What is expected: Copy out each line of the material below that holds the string "name".

>> begin

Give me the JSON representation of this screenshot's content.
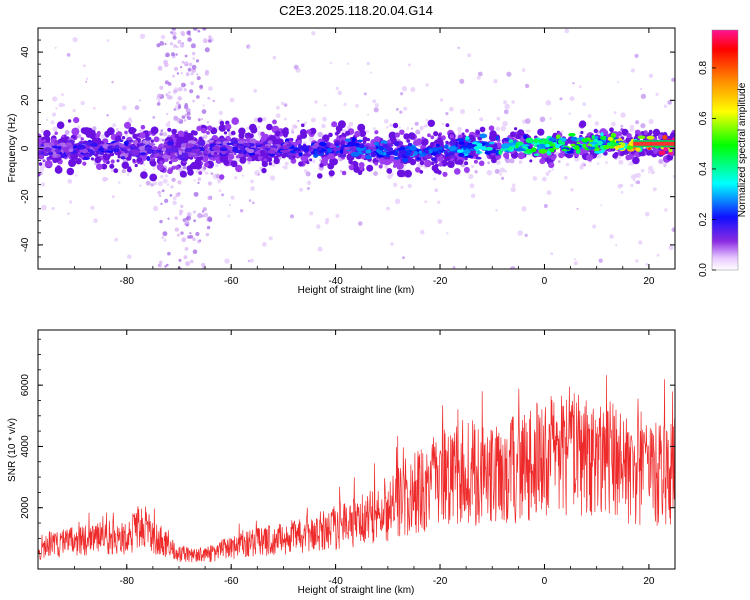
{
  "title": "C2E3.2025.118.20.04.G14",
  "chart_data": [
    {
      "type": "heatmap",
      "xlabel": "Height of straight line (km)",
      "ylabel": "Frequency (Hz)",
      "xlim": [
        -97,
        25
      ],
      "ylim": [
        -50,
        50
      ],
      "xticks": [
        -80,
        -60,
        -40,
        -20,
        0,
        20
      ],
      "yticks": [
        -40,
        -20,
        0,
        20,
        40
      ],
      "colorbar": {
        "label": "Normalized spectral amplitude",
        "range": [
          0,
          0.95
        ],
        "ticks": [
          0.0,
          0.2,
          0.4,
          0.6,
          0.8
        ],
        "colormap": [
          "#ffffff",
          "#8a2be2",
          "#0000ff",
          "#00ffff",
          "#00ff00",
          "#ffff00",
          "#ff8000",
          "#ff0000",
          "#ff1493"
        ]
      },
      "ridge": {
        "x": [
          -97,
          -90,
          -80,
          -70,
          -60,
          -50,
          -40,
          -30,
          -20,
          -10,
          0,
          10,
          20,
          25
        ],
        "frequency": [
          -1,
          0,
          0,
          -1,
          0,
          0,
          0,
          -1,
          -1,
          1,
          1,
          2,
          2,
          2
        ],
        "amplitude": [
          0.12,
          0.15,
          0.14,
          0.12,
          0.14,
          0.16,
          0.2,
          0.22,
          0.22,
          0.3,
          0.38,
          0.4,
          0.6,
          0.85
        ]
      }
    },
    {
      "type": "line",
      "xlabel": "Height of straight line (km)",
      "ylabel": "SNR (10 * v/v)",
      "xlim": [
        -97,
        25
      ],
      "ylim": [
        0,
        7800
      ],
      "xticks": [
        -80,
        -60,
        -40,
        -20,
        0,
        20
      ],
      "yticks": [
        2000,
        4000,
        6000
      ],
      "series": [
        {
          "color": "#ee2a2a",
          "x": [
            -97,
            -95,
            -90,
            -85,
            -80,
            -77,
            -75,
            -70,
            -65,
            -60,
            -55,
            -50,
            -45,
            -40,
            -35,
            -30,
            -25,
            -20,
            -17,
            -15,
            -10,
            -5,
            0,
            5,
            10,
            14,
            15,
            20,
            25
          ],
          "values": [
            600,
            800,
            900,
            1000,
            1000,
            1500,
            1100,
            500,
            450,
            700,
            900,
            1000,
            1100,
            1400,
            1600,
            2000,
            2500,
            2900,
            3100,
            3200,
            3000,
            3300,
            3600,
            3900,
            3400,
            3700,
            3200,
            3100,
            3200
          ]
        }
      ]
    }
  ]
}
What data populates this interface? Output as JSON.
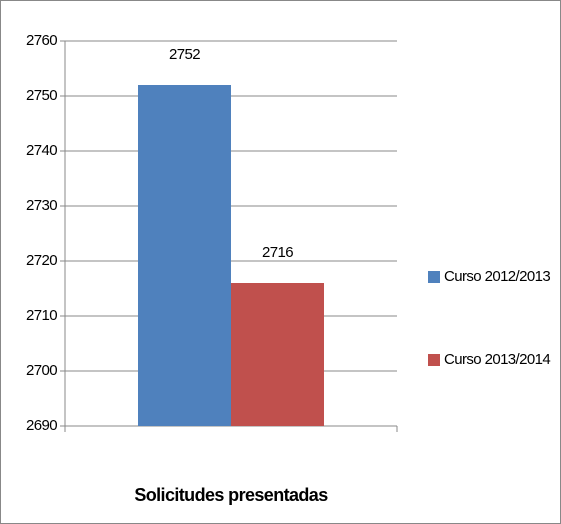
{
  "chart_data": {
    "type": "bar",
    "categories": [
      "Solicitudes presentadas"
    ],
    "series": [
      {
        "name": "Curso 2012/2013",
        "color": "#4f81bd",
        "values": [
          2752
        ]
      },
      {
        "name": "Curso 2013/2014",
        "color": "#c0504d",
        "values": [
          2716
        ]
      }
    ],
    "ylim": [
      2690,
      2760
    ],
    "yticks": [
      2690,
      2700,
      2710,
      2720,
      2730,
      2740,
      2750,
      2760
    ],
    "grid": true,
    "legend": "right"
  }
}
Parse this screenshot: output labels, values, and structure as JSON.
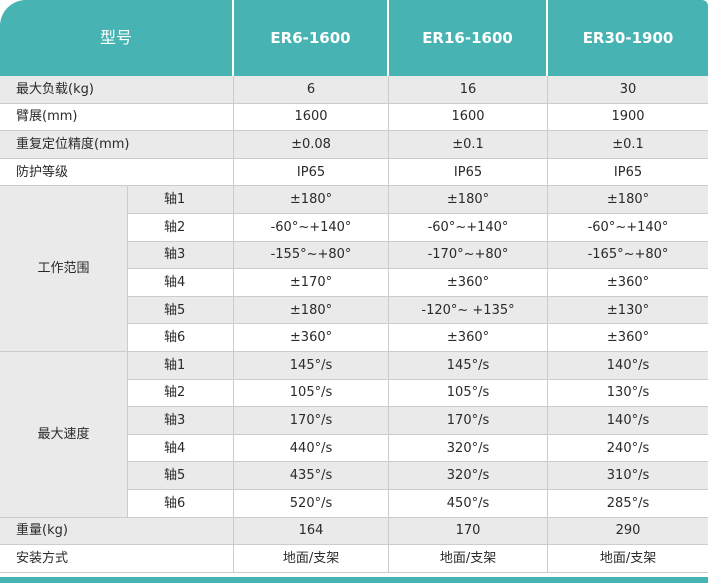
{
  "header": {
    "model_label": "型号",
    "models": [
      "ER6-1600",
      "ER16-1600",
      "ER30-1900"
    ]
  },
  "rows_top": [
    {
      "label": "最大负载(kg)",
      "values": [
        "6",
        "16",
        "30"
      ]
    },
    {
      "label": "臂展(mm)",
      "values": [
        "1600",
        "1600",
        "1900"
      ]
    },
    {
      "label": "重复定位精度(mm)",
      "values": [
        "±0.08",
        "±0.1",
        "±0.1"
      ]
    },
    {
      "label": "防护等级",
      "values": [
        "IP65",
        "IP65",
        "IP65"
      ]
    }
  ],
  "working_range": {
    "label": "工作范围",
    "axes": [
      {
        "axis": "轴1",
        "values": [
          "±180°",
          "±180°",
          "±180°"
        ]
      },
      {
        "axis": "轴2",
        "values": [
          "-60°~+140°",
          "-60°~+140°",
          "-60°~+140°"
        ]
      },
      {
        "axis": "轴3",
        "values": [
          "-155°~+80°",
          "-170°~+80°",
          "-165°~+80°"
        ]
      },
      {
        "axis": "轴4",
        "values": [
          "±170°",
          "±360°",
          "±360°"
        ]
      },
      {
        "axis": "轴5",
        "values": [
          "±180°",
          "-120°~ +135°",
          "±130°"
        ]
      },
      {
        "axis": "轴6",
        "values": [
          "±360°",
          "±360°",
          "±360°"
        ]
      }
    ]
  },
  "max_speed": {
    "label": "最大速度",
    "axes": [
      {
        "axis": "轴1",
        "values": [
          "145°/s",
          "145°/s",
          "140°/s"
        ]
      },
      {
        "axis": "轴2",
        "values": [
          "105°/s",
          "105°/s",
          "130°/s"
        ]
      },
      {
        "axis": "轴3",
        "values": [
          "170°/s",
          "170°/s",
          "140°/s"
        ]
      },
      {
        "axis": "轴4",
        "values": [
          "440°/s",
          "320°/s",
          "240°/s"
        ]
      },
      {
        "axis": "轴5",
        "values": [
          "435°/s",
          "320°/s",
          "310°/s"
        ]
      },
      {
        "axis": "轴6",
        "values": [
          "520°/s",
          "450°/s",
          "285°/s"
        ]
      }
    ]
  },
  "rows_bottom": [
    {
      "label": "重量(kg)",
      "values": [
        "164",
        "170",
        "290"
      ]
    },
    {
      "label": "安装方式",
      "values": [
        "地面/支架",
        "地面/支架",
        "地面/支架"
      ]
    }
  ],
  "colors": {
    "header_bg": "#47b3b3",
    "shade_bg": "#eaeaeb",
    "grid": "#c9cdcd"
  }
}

>> end

Expected answer:
        "name": "Curso 2012/2013",
        "name": "Curso 2013/2014",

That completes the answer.